▶ [To do]:
List every distinct term in the optional redemption passage below in which the word "Treasury" is capitalized.

▶ [Source passage]:
1.5.2.Optional Redemption.  Prior to February 17, 2028 the Notes may be redeemed in whole at any time or in part from time to time, at the Company’s option, at a redemption price equal to the greater of:

(a)100% of the principal amount of the Notes then outstanding, and

(b)the sum of the present values of the remaining scheduled payments of principal and interest on the Notes to be redeemed (not including any portion of such payments of interest accrued to the date of redemption) discounted to the date of redemption on a semiannual basis (assuming a 360-day year consisting of twelve 30-day months) at the applicable treasury rate plus 25 basis points, plus, in each case, accrued and unpaid interest on the principal amount being redeemed to the Redemption Date.

treasury rate” means, with respect to any Redemption Date:

(a)the yield, under the heading which represents the average for the immediately preceding week, appearing in the most recently published statistical release designated “H.15(519)” or any successor publication which is published weekly by the Board of Governors of the Federal Reserve System and which establishes yields on actively traded U.S. Treasury securities adjusted to constant maturity under the caption “Treasury Constant Maturities,” for the maturity corresponding to the Comparable Treasury Issue (if no maturity is within three months before or after the remaining life (as defined below), yields for the two published maturities most closely corresponding to the Comparable Treasury Issue will be determined and the treasury rate will be interpolated or extrapolated from such yields on a straight line basis, rounding to the nearest month), or

 

17


 

(b)if such release (or any successor release) is not published during the week preceding the calculation date or does not contain such yields, the rate per annum equal to the semiannual equivalent yield to maturity of the Comparable Treasury Issue, calculated using a price for the Comparable Treasury Issue (expressed as a percentage of its principal amount) equal to the Comparable Treasury Price for such Redemption Date.

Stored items
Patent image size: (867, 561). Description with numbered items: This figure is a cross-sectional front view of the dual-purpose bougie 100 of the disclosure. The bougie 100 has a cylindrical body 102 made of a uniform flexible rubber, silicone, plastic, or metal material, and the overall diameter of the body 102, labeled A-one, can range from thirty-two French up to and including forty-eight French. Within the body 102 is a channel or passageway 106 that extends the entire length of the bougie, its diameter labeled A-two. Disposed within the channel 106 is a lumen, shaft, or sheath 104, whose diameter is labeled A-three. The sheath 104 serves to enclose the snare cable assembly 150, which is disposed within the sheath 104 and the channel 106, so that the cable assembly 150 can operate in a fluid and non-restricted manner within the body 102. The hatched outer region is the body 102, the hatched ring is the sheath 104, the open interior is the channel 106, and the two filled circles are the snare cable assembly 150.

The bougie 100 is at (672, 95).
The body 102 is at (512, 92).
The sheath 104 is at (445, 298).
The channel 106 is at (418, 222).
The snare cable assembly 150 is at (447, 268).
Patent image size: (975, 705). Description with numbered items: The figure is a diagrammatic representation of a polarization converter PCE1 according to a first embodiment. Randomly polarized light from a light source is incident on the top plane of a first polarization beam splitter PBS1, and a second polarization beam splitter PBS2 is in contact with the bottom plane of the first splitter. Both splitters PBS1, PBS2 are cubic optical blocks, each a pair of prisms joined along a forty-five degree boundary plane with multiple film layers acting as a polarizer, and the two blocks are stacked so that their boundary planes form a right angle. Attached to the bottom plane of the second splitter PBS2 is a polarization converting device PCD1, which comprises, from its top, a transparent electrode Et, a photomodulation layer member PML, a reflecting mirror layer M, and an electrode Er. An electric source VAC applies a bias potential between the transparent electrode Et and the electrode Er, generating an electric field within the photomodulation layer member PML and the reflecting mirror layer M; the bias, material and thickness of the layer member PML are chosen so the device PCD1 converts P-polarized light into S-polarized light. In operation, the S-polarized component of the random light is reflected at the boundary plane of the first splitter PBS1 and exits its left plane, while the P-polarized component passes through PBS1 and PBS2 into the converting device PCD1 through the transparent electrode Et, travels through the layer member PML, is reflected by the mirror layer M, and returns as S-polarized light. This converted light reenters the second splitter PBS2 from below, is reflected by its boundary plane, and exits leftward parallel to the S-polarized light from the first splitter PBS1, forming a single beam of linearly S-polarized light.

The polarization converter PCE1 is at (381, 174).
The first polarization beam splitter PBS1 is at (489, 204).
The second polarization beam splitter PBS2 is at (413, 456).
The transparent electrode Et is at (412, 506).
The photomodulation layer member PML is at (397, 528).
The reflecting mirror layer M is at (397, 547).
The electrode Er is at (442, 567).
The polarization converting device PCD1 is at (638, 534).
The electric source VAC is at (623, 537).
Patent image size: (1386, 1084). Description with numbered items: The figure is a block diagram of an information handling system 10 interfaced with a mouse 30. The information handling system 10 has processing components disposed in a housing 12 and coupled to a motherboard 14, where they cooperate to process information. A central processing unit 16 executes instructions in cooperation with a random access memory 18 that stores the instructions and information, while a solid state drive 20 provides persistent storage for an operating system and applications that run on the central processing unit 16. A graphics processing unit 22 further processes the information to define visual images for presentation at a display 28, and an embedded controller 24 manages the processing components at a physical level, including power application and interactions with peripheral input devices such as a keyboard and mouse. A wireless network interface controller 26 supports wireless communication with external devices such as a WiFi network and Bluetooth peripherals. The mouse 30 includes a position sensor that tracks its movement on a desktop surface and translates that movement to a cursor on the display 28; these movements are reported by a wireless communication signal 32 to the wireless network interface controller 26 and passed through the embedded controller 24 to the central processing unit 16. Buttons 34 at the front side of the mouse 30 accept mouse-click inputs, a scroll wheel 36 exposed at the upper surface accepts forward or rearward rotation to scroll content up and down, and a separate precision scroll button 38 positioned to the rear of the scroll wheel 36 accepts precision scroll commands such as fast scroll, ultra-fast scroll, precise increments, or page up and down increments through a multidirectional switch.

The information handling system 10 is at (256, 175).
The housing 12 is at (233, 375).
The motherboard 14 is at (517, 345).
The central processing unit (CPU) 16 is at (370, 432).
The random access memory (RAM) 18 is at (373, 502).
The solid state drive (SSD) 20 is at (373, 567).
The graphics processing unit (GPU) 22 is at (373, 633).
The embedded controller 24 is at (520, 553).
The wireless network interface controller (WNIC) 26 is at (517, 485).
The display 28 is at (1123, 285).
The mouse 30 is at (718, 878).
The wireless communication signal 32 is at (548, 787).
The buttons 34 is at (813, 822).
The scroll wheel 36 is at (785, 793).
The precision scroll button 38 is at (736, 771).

▶ [Output of the exercise]:
U.S. Treasury (in "U.S. Treasury securities"), Treasury Constant Maturities, Comparable Treasury Issue, Comparable Treasury Price